#### [Given request]
Do not include the pictures; repeat the rest of the data exactly.

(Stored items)
────────────────────
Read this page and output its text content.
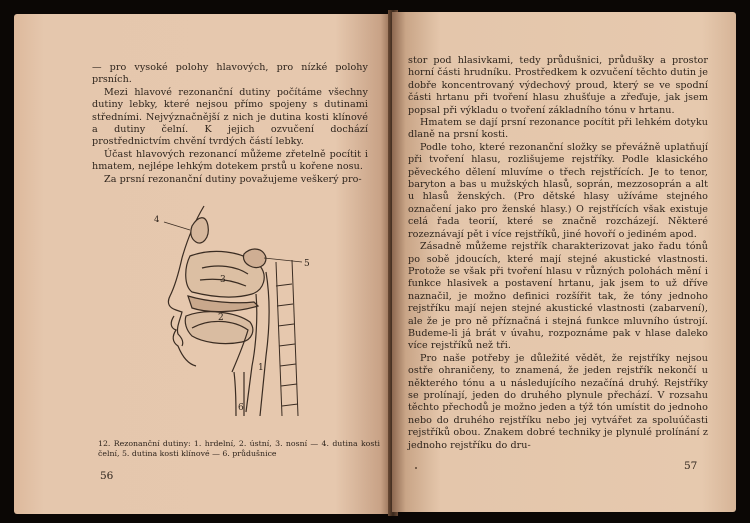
— pro vysoké polohy hlavových, pro nízké polohy prsních.

Mezi hlavové rezonanční dutiny počítáme všechny dutiny lebky, které nejsou přímo spojeny s dutinami středními. Nejvýznačnější z nich je dutina kosti klínové a dutiny čelní. K jejich ozvučení dochází prostřednictvím chvění tvrdých částí lebky.

Účast hlavových rezonancí můžeme zřetelně pocítit i hmatem, nejlépe lehkým dotekem prstů u kořene nosu.

Za prsní rezonanční dutiny považujeme veškerý pro-

4
5
3
2
1
6
12. Rezonanční dutiny: 1. hrdelní, 2. ústní, 3. nosní — 4. dutina kosti čelní, 5. dutina kosti klínové — 6. průdušnice
56

stor pod hlasivkami, tedy průdušnici, průdušky a prostor horní části hrudníku. Prostředkem k ozvučení těchto dutin je dobře koncentrovaný výdechový proud, který se ve spodní části hrtanu při tvoření hlasu zhušťuje a zřeďuje, jak jsem popsal při výkladu o tvoření základního tónu v hrtanu.

Hmatem se dají prsní rezonance pocítit při lehkém dotyku dlaně na prsní kosti.

Podle toho, které rezonanční složky se převážně uplatňují při tvoření hlasu, rozlišujeme rejstříky. Podle klasického pěveckého dělení mluvíme o třech rejstřících. Je to tenor, baryton a bas u mužských hlasů, soprán, mezzosoprán a alt u hlasů ženských. (Pro dětské hlasy užíváme stejného označení jako pro ženské hlasy.) O rejstřících však existuje celá řada teorií, které se značně rozcházejí. Některé rozeznávají pět i více rejstříků, jiné hovoří o jediném apod.

Zásadně můžeme rejstřík charakterizovat jako řadu tónů po sobě jdoucích, které mají stejné akustické vlastnosti. Protože se však při tvoření hlasu v různých polohách mění i funkce hlasivek a postavení hrtanu, jak jsem to už dříve naznačil, je možno definici rozšířit tak, že tóny jednoho rejstříku mají nejen stejné akustické vlastnosti (zabarvení), ale že je pro ně příznačná i stejná funkce mluvního ústrojí. Budeme-li já brát v úvahu, rozpoznáme pak v hlase daleko více rejstříků než tři.

Pro naše potřeby je důležité vědět, že rejstříky nejsou ostře ohraničeny, to znamená, že jeden rejstřík nekončí u některého tónu a u následujícího nezačíná druhý. Rejstříky se prolínají, jeden do druhého plynule přechází. V rozsahu těchto přechodů je možno jeden a týž tón umístit do jednoho nebo do druhého rejstříku nebo jej vytvářet za spoluúčasti rejstříků obou. Znakem dobré techniky je plynulé prolínání z jednoho rejstříku do dru-

57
────────────────────
#### [Correct output]
Read this page and output its text content.
— pro vysoké polohy hlavových, pro nízké polohy prsních.

Mezi hlavové rezonanční dutiny počítáme všechny dutiny lebky, které nejsou přímo spojeny s dutinami středními. Nejvýznačnější z nich je dutina kosti klínové a dutiny čelní. K jejich ozvučení dochází prostřednictvím chvění tvrdých částí lebky.

Účast hlavových rezonancí můžeme zřetelně pocítit i hmatem, nejlépe lehkým dotekem prstů u kořene nosu.

Za prsní rezonanční dutiny považujeme veškerý pro-

4
5
3
2
1
6
12. Rezonanční dutiny: 1. hrdelní, 2. ústní, 3. nosní — 4. dutina kosti čelní, 5. dutina kosti klínové — 6. průdušnice
56

stor pod hlasivkami, tedy průdušnici, průdušky a prostor horní části hrudníku. Prostředkem k ozvučení těchto dutin je dobře koncentrovaný výdechový proud, který se ve spodní části hrtanu při tvoření hlasu zhušťuje a zřeďuje, jak jsem popsal při výkladu o tvoření základního tónu v hrtanu.

Hmatem se dají prsní rezonance pocítit při lehkém dotyku dlaně na prsní kosti.

Podle toho, které rezonanční složky se převážně uplatňují při tvoření hlasu, rozlišujeme rejstříky. Podle klasického pěveckého dělení mluvíme o třech rejstřících. Je to tenor, baryton a bas u mužských hlasů, soprán, mezzosoprán a alt u hlasů ženských. (Pro dětské hlasy užíváme stejného označení jako pro ženské hlasy.) O rejstřících však existuje celá řada teorií, které se značně rozcházejí. Některé rozeznávají pět i více rejstříků, jiné hovoří o jediném apod.

Zásadně můžeme rejstřík charakterizovat jako řadu tónů po sobě jdoucích, které mají stejné akustické vlastnosti. Protože se však při tvoření hlasu v různých polohách mění i funkce hlasivek a postavení hrtanu, jak jsem to už dříve naznačil, je možno definici rozšířit tak, že tóny jednoho rejstříku mají nejen stejné akustické vlastnosti (zabarvení), ale že je pro ně příznačná i stejná funkce mluvního ústrojí. Budeme-li já brát v úvahu, rozpoznáme pak v hlase daleko více rejstříků než tři.

Pro naše potřeby je důležité vědět, že rejstříky nejsou ostře ohraničeny, to znamená, že jeden rejstřík nekončí u některého tónu a u následujícího nezačíná druhý. Rejstříky se prolínají, jeden do druhého plynule přechází. V rozsahu těchto přechodů je možno jeden a týž tón umístit do jednoho nebo do druhého rejstříku nebo jej vytvářet za spoluúčasti rejstříků obou. Znakem dobré techniky je plynulé prolínání z jednoho rejstříku do dru-

57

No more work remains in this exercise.